[Saved entries]
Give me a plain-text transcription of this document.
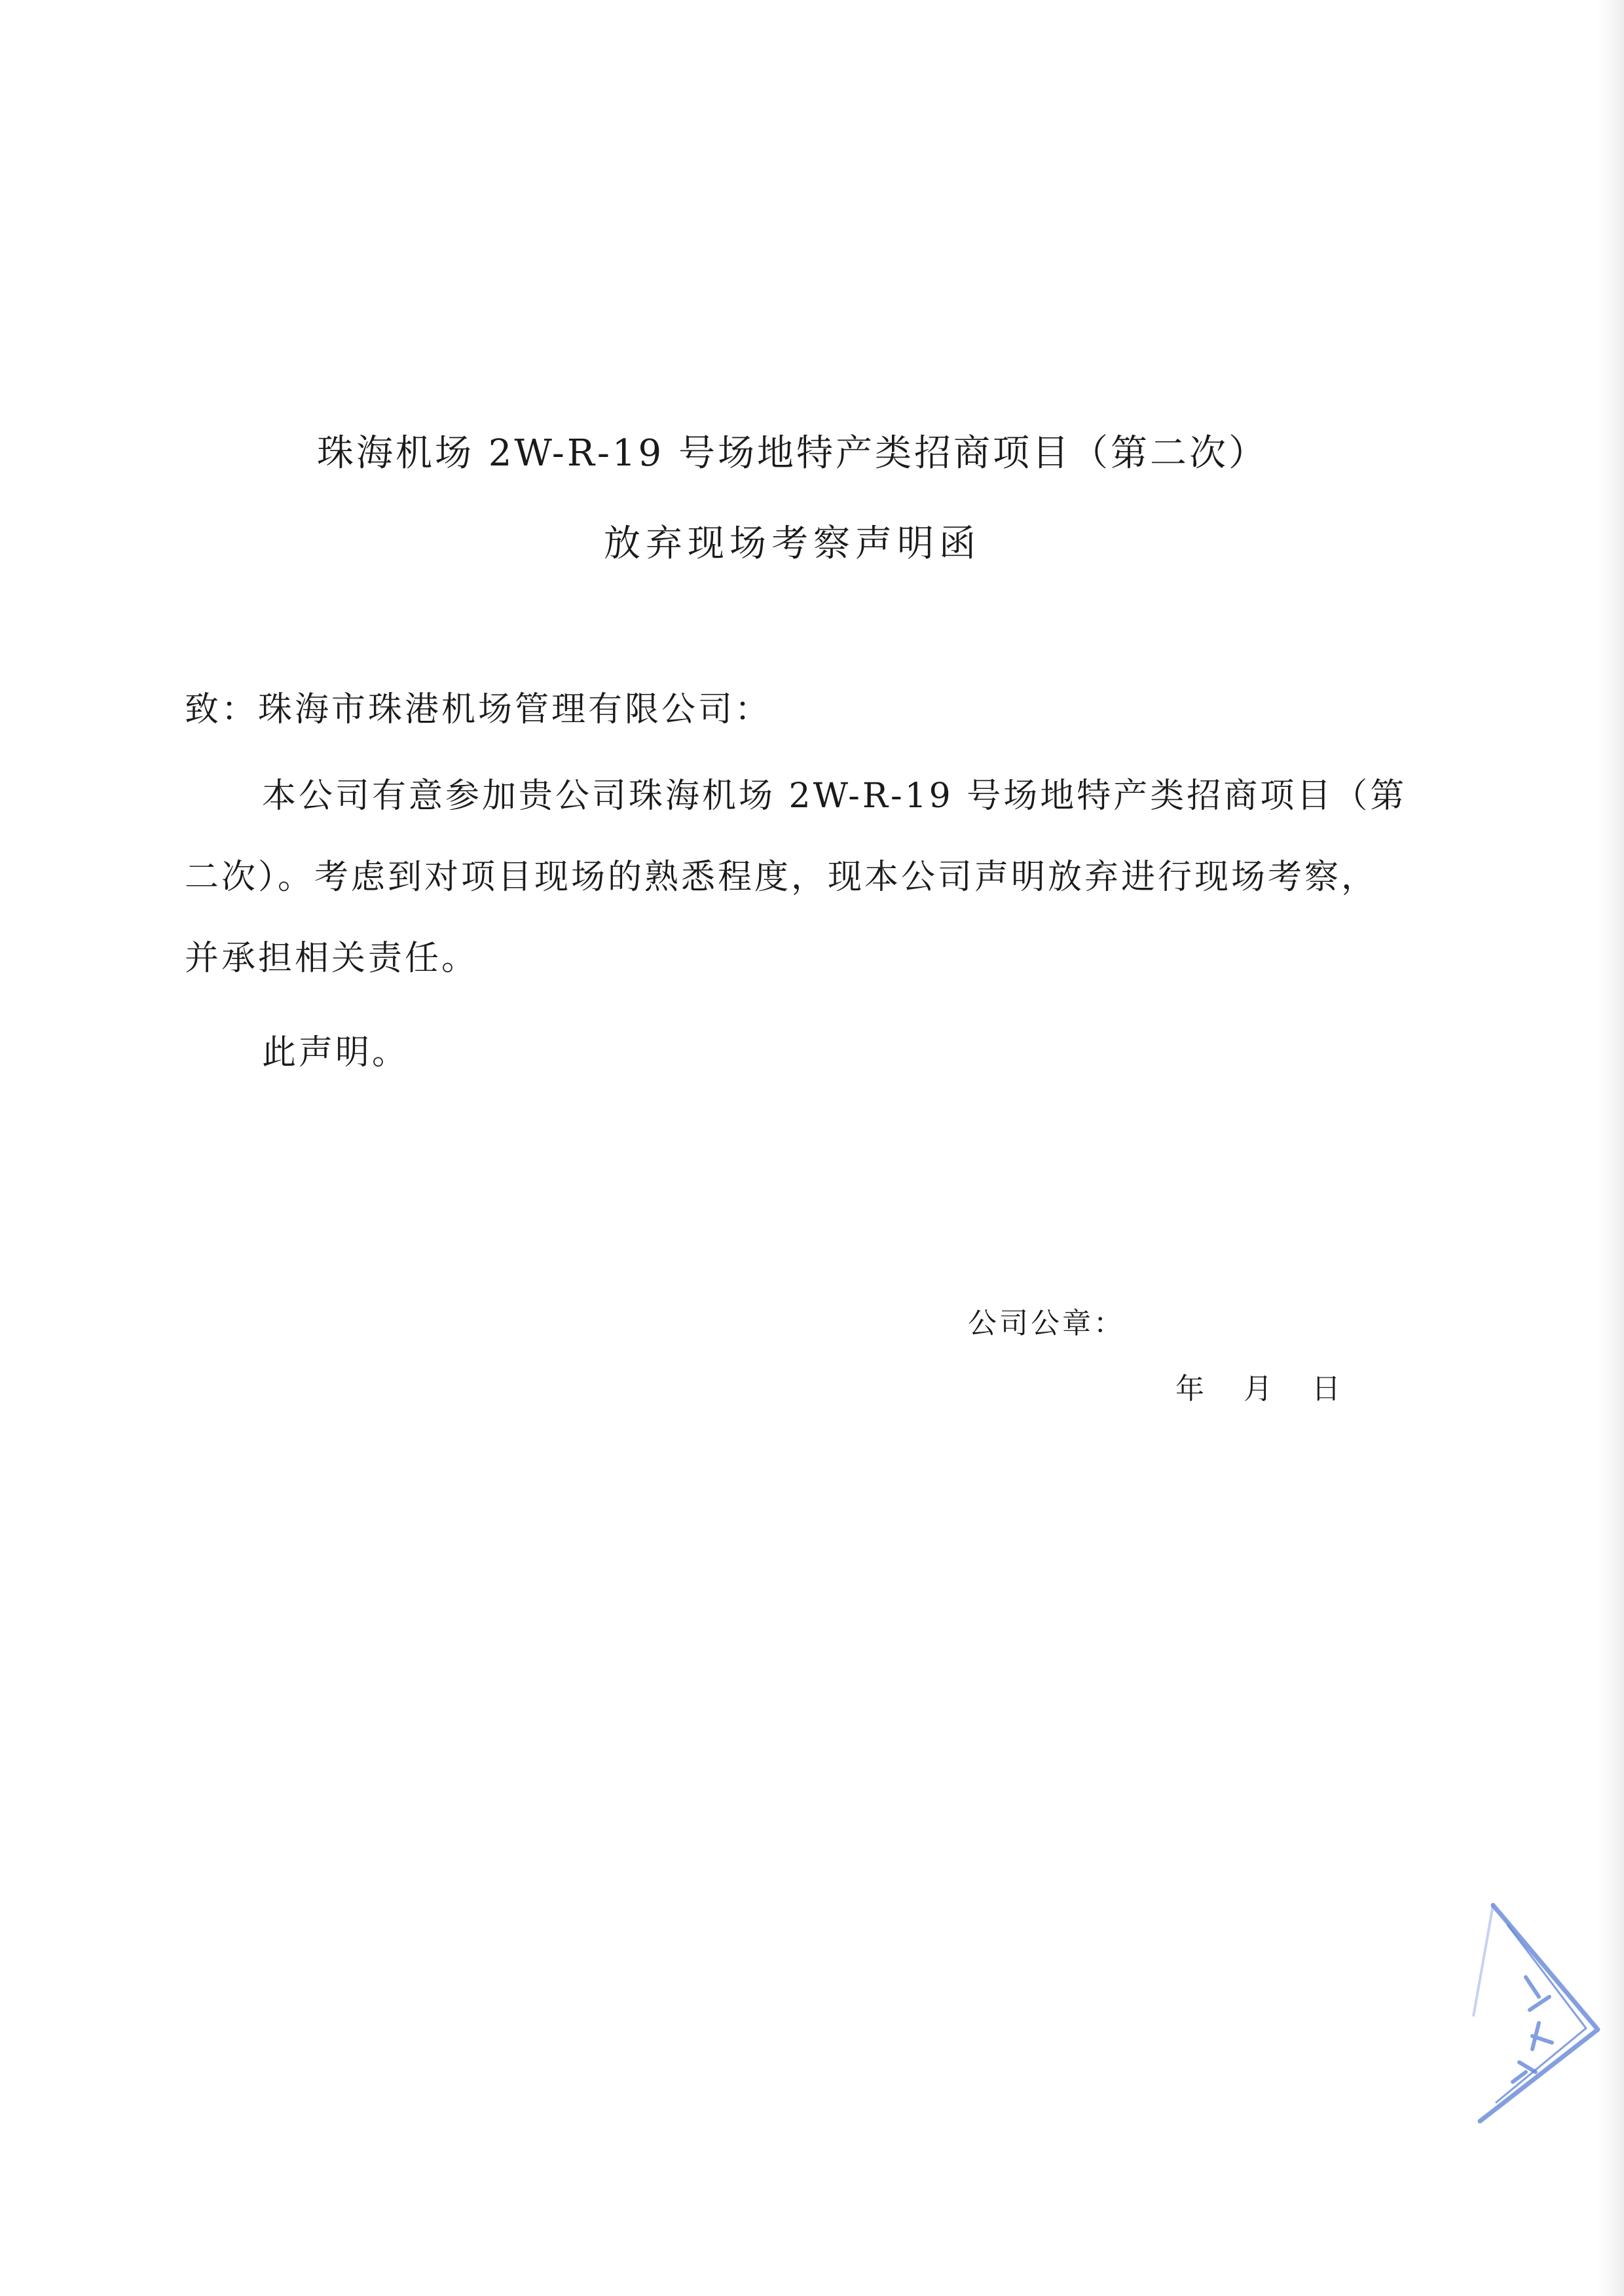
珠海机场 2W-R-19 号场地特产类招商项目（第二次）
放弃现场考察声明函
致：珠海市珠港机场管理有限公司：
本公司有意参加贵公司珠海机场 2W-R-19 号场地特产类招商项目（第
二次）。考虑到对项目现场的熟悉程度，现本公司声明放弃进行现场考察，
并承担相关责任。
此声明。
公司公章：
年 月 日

- **Stated goal**: Transcribe the listing in full and omit the pictures.

- **Full output**:
Give me a plain-text transcription of this document.
珠海机场 2W-R-19 号场地特产类招商项目（第二次）
放弃现场考察声明函
致：珠海市珠港机场管理有限公司：
本公司有意参加贵公司珠海机场 2W-R-19 号场地特产类招商项目（第
二次）。考虑到对项目现场的熟悉程度，现本公司声明放弃进行现场考察，
并承担相关责任。
此声明。
公司公章：
年 月 日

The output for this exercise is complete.